▸ What is required
Below are some records: retype them all exactly, but not the pictures.

Dataset excerpts
====
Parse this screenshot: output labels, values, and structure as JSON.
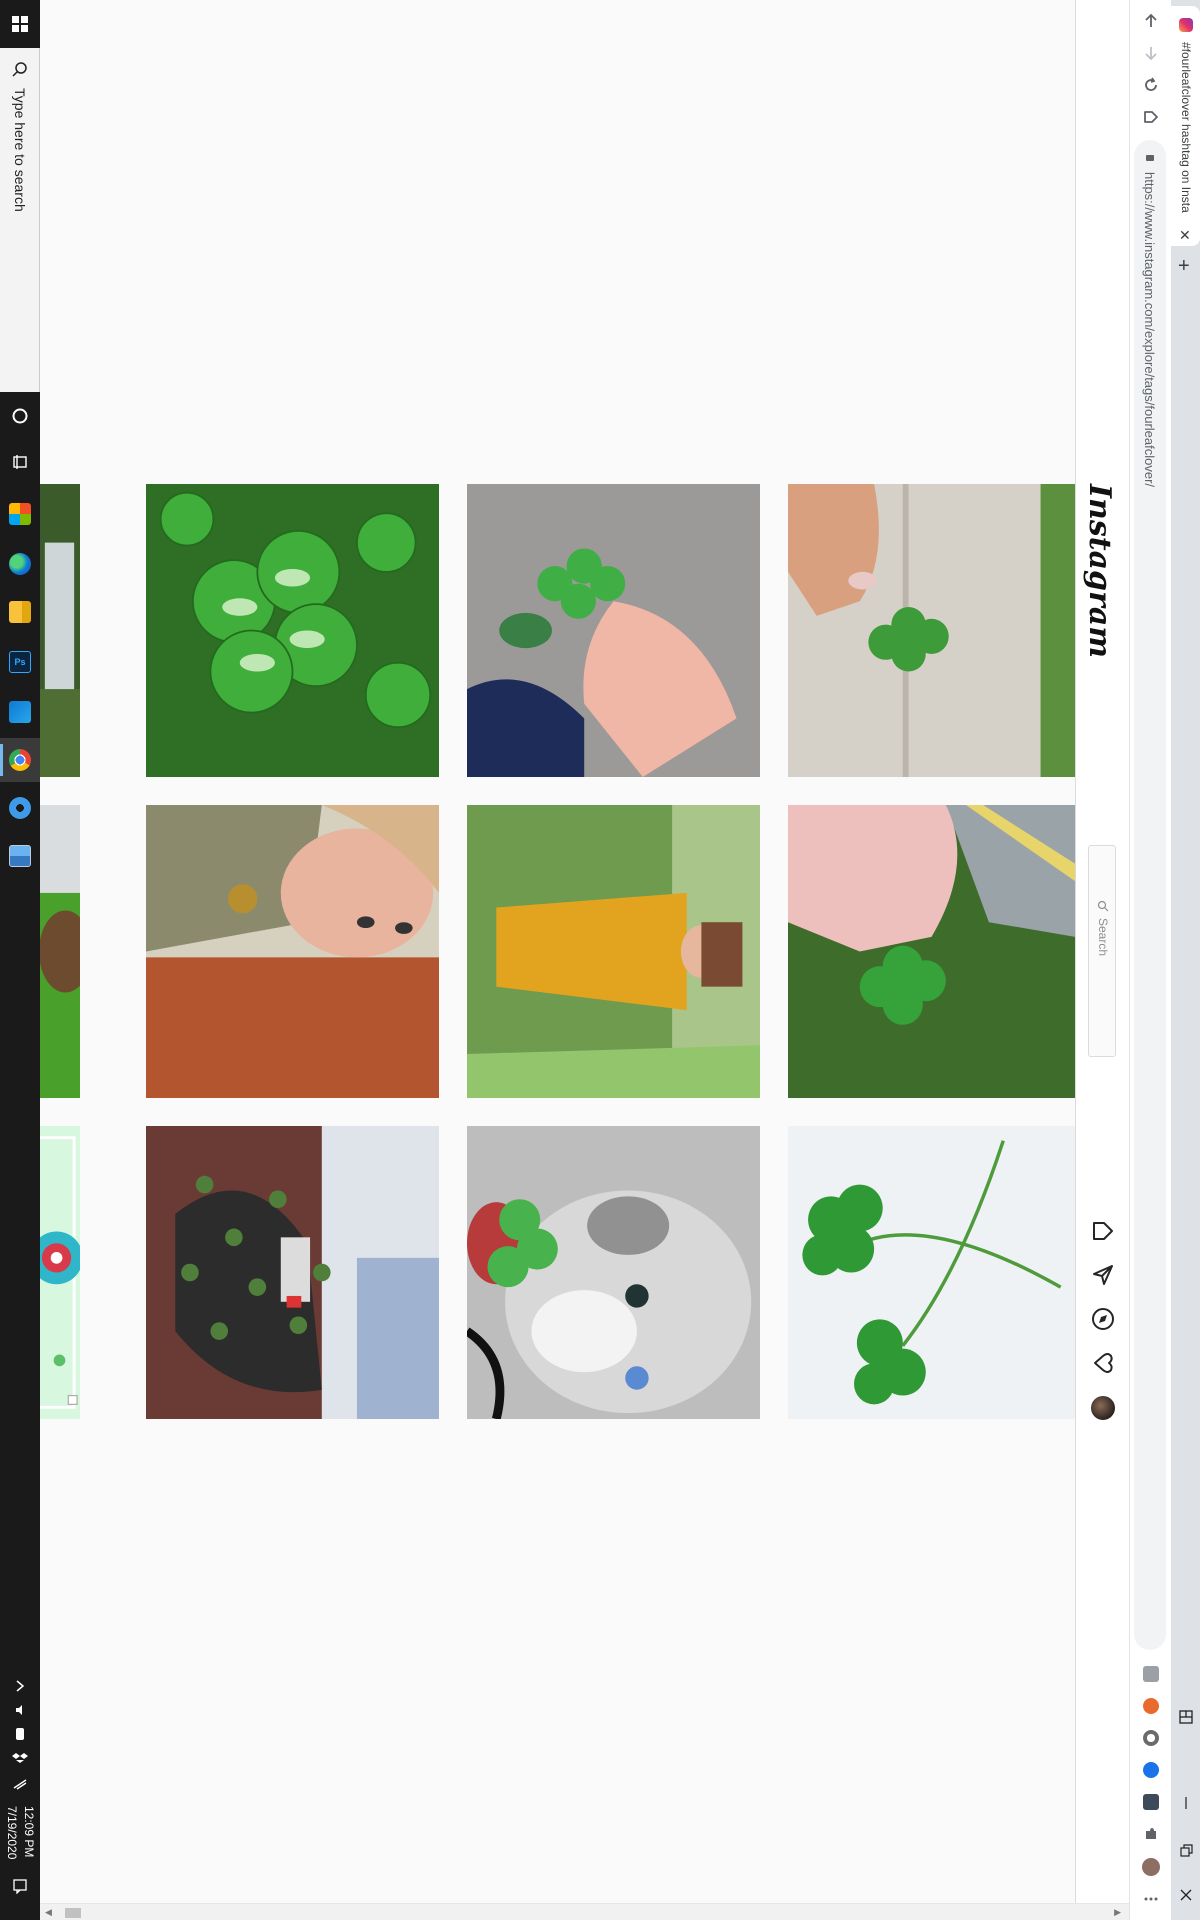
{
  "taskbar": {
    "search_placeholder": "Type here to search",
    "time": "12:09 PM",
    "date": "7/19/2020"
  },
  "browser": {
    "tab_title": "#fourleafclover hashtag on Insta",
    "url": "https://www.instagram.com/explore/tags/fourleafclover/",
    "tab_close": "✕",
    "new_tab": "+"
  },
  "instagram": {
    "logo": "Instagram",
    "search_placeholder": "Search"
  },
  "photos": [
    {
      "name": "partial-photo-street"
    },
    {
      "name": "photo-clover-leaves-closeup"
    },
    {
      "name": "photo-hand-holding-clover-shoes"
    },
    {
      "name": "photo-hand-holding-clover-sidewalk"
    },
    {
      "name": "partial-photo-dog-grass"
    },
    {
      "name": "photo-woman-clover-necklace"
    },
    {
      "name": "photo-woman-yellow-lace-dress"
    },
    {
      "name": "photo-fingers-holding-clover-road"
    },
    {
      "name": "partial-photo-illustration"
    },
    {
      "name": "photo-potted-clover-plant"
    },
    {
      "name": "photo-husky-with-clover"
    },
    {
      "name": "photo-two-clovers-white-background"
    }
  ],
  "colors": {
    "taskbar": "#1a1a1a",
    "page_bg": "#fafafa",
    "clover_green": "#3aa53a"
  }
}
====
▸ Exercise output
Parse this screenshot: output labels, values, and structure as JSON.
{
  "taskbar": {
    "search_placeholder": "Type here to search",
    "time": "12:09 PM",
    "date": "7/19/2020"
  },
  "browser": {
    "tab_title": "#fourleafclover hashtag on Insta",
    "url": "https://www.instagram.com/explore/tags/fourleafclover/",
    "tab_close": "✕",
    "new_tab": "+"
  },
  "instagram": {
    "logo": "Instagram",
    "search_placeholder": "Search"
  },
  "photos": [
    {
      "name": "partial-photo-street"
    },
    {
      "name": "photo-clover-leaves-closeup"
    },
    {
      "name": "photo-hand-holding-clover-shoes"
    },
    {
      "name": "photo-hand-holding-clover-sidewalk"
    },
    {
      "name": "partial-photo-dog-grass"
    },
    {
      "name": "photo-woman-clover-necklace"
    },
    {
      "name": "photo-woman-yellow-lace-dress"
    },
    {
      "name": "photo-fingers-holding-clover-road"
    },
    {
      "name": "partial-photo-illustration"
    },
    {
      "name": "photo-potted-clover-plant"
    },
    {
      "name": "photo-husky-with-clover"
    },
    {
      "name": "photo-two-clovers-white-background"
    }
  ],
  "colors": {
    "taskbar": "#1a1a1a",
    "page_bg": "#fafafa",
    "clover_green": "#3aa53a"
  }
}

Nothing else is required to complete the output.